[start of Material to process]
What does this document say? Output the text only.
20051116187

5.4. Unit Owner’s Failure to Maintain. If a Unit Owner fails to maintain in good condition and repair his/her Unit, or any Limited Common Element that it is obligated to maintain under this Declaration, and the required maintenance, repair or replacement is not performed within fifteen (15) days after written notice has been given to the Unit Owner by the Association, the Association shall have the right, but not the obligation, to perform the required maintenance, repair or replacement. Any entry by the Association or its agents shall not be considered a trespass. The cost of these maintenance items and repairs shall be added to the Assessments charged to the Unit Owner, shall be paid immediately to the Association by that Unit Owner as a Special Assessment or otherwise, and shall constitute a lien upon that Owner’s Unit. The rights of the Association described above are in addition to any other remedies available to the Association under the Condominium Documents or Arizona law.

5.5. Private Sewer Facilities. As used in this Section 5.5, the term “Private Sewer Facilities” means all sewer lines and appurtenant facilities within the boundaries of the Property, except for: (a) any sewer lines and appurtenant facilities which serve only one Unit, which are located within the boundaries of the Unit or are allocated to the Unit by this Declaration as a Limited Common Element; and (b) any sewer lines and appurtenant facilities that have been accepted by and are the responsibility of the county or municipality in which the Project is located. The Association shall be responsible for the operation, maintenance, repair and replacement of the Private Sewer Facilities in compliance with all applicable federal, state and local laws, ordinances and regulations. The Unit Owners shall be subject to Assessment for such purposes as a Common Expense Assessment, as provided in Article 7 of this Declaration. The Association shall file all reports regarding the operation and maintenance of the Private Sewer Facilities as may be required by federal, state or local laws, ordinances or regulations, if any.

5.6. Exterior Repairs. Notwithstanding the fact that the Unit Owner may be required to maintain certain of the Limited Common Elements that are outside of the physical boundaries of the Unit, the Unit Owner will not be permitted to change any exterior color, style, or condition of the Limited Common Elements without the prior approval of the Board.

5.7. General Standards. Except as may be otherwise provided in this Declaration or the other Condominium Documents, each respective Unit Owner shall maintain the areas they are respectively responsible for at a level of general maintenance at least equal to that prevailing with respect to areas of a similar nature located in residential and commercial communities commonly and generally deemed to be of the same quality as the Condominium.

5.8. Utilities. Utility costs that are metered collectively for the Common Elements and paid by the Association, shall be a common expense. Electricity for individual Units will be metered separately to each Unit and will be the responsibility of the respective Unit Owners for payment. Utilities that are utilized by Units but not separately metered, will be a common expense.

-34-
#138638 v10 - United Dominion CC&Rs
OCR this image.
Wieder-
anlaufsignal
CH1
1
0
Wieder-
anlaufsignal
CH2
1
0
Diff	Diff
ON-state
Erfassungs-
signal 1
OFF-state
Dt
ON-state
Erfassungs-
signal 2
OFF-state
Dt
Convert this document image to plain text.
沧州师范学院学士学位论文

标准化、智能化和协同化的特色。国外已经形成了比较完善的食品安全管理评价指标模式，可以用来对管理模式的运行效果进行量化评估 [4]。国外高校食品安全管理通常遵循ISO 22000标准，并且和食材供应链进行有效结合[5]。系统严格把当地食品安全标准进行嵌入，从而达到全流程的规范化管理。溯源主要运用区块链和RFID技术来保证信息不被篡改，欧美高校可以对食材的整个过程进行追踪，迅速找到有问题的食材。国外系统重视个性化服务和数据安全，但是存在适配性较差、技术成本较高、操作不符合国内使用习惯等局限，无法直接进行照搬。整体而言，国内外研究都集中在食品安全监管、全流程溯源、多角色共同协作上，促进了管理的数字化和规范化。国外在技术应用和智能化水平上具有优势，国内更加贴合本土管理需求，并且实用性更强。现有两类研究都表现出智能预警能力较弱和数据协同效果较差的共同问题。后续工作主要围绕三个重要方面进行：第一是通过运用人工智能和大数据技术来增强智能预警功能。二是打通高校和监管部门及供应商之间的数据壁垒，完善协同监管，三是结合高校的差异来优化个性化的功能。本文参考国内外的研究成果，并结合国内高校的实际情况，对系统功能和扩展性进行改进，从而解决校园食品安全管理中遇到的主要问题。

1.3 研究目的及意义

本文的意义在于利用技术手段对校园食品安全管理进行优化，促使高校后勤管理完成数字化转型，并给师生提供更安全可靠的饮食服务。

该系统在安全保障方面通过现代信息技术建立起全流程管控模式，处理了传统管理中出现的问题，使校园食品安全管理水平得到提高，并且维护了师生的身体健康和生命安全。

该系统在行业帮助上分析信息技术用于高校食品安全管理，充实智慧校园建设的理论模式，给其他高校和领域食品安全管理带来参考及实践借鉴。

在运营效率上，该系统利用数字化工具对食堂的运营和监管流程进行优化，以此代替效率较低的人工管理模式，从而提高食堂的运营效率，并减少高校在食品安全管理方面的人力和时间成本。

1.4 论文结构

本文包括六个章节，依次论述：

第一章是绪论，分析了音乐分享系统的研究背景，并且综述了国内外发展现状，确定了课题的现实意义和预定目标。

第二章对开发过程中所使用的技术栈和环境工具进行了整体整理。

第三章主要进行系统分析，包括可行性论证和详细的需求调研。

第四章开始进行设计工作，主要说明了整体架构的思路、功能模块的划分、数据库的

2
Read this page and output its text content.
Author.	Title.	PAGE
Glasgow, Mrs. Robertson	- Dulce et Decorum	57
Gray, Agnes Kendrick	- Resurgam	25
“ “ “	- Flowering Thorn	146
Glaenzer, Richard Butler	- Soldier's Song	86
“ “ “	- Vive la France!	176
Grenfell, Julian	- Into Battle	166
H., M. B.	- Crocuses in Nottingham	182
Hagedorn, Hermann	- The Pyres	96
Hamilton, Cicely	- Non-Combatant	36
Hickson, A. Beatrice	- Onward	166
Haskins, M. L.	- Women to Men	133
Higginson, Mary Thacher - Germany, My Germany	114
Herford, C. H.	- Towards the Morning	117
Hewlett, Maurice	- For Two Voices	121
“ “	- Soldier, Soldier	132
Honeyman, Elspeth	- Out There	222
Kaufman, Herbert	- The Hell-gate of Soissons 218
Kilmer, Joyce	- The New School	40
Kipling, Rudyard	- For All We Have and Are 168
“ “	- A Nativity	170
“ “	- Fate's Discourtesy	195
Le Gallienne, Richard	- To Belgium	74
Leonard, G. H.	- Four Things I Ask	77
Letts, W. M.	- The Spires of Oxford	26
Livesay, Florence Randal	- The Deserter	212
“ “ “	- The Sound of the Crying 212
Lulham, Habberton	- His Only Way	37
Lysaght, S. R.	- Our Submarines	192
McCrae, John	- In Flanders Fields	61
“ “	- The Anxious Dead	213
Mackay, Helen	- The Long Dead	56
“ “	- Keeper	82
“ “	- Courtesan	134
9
[end of Material to process]
Problem to work on: Each record above must be given again exactly.

Full output:
What does this document say? Output the text only.
20051116187

5.4. Unit Owner’s Failure to Maintain. If a Unit Owner fails to maintain in good condition and repair his/her Unit, or any Limited Common Element that it is obligated to maintain under this Declaration, and the required maintenance, repair or replacement is not performed within fifteen (15) days after written notice has been given to the Unit Owner by the Association, the Association shall have the right, but not the obligation, to perform the required maintenance, repair or replacement. Any entry by the Association or its agents shall not be considered a trespass. The cost of these maintenance items and repairs shall be added to the Assessments charged to the Unit Owner, shall be paid immediately to the Association by that Unit Owner as a Special Assessment or otherwise, and shall constitute a lien upon that Owner’s Unit. The rights of the Association described above are in addition to any other remedies available to the Association under the Condominium Documents or Arizona law.

5.5. Private Sewer Facilities. As used in this Section 5.5, the term “Private Sewer Facilities” means all sewer lines and appurtenant facilities within the boundaries of the Property, except for: (a) any sewer lines and appurtenant facilities which serve only one Unit, which are located within the boundaries of the Unit or are allocated to the Unit by this Declaration as a Limited Common Element; and (b) any sewer lines and appurtenant facilities that have been accepted by and are the responsibility of the county or municipality in which the Project is located. The Association shall be responsible for the operation, maintenance, repair and replacement of the Private Sewer Facilities in compliance with all applicable federal, state and local laws, ordinances and regulations. The Unit Owners shall be subject to Assessment for such purposes as a Common Expense Assessment, as provided in Article 7 of this Declaration. The Association shall file all reports regarding the operation and maintenance of the Private Sewer Facilities as may be required by federal, state or local laws, ordinances or regulations, if any.

5.6. Exterior Repairs. Notwithstanding the fact that the Unit Owner may be required to maintain certain of the Limited Common Elements that are outside of the physical boundaries of the Unit, the Unit Owner will not be permitted to change any exterior color, style, or condition of the Limited Common Elements without the prior approval of the Board.

5.7. General Standards. Except as may be otherwise provided in this Declaration or the other Condominium Documents, each respective Unit Owner shall maintain the areas they are respectively responsible for at a level of general maintenance at least equal to that prevailing with respect to areas of a similar nature located in residential and commercial communities commonly and generally deemed to be of the same quality as the Condominium.

5.8. Utilities. Utility costs that are metered collectively for the Common Elements and paid by the Association, shall be a common expense. Electricity for individual Units will be metered separately to each Unit and will be the responsibility of the respective Unit Owners for payment. Utilities that are utilized by Units but not separately metered, will be a common expense.

-34-
#138638 v10 - United Dominion CC&Rs
OCR this image.
Wieder-
anlaufsignal
CH1
1
0
Wieder-
anlaufsignal
CH2
1
0
Diff	Diff
ON-state
Erfassungs-
signal 1
OFF-state
Dt
ON-state
Erfassungs-
signal 2
OFF-state
Dt
Convert this document image to plain text.
沧州师范学院学士学位论文

标准化、智能化和协同化的特色。国外已经形成了比较完善的食品安全管理评价指标模式，可以用来对管理模式的运行效果进行量化评估 [4]。国外高校食品安全管理通常遵循ISO 22000标准，并且和食材供应链进行有效结合[5]。系统严格把当地食品安全标准进行嵌入，从而达到全流程的规范化管理。溯源主要运用区块链和RFID技术来保证信息不被篡改，欧美高校可以对食材的整个过程进行追踪，迅速找到有问题的食材。国外系统重视个性化服务和数据安全，但是存在适配性较差、技术成本较高、操作不符合国内使用习惯等局限，无法直接进行照搬。整体而言，国内外研究都集中在食品安全监管、全流程溯源、多角色共同协作上，促进了管理的数字化和规范化。国外在技术应用和智能化水平上具有优势，国内更加贴合本土管理需求，并且实用性更强。现有两类研究都表现出智能预警能力较弱和数据协同效果较差的共同问题。后续工作主要围绕三个重要方面进行：第一是通过运用人工智能和大数据技术来增强智能预警功能。二是打通高校和监管部门及供应商之间的数据壁垒，完善协同监管，三是结合高校的差异来优化个性化的功能。本文参考国内外的研究成果，并结合国内高校的实际情况，对系统功能和扩展性进行改进，从而解决校园食品安全管理中遇到的主要问题。

1.3 研究目的及意义

本文的意义在于利用技术手段对校园食品安全管理进行优化，促使高校后勤管理完成数字化转型，并给师生提供更安全可靠的饮食服务。

该系统在安全保障方面通过现代信息技术建立起全流程管控模式，处理了传统管理中出现的问题，使校园食品安全管理水平得到提高，并且维护了师生的身体健康和生命安全。

该系统在行业帮助上分析信息技术用于高校食品安全管理，充实智慧校园建设的理论模式，给其他高校和领域食品安全管理带来参考及实践借鉴。

在运营效率上，该系统利用数字化工具对食堂的运营和监管流程进行优化，以此代替效率较低的人工管理模式，从而提高食堂的运营效率，并减少高校在食品安全管理方面的人力和时间成本。

1.4 论文结构

本文包括六个章节，依次论述：

第一章是绪论，分析了音乐分享系统的研究背景，并且综述了国内外发展现状，确定了课题的现实意义和预定目标。

第二章对开发过程中所使用的技术栈和环境工具进行了整体整理。

第三章主要进行系统分析，包括可行性论证和详细的需求调研。

第四章开始进行设计工作，主要说明了整体架构的思路、功能模块的划分、数据库的

2
Read this page and output its text content.
Author.	Title.	PAGE
Glasgow, Mrs. Robertson	- Dulce et Decorum	57
Gray, Agnes Kendrick	- Resurgam	25
“ “ “	- Flowering Thorn	146
Glaenzer, Richard Butler	- Soldier's Song	86
“ “ “	- Vive la France!	176
Grenfell, Julian	- Into Battle	166
H., M. B.	- Crocuses in Nottingham	182
Hagedorn, Hermann	- The Pyres	96
Hamilton, Cicely	- Non-Combatant	36
Hickson, A. Beatrice	- Onward	166
Haskins, M. L.	- Women to Men	133
Higginson, Mary Thacher - Germany, My Germany	114
Herford, C. H.	- Towards the Morning	117
Hewlett, Maurice	- For Two Voices	121
“ “	- Soldier, Soldier	132
Honeyman, Elspeth	- Out There	222
Kaufman, Herbert	- The Hell-gate of Soissons 218
Kilmer, Joyce	- The New School	40
Kipling, Rudyard	- For All We Have and Are 168
“ “	- A Nativity	170
“ “	- Fate's Discourtesy	195
Le Gallienne, Richard	- To Belgium	74
Leonard, G. H.	- Four Things I Ask	77
Letts, W. M.	- The Spires of Oxford	26
Livesay, Florence Randal	- The Deserter	212
“ “ “	- The Sound of the Crying 212
Lulham, Habberton	- His Only Way	37
Lysaght, S. R.	- Our Submarines	192
McCrae, John	- In Flanders Fields	61
“ “	- The Anxious Dead	213
Mackay, Helen	- The Long Dead	56
“ “	- Keeper	82
“ “	- Courtesan	134
9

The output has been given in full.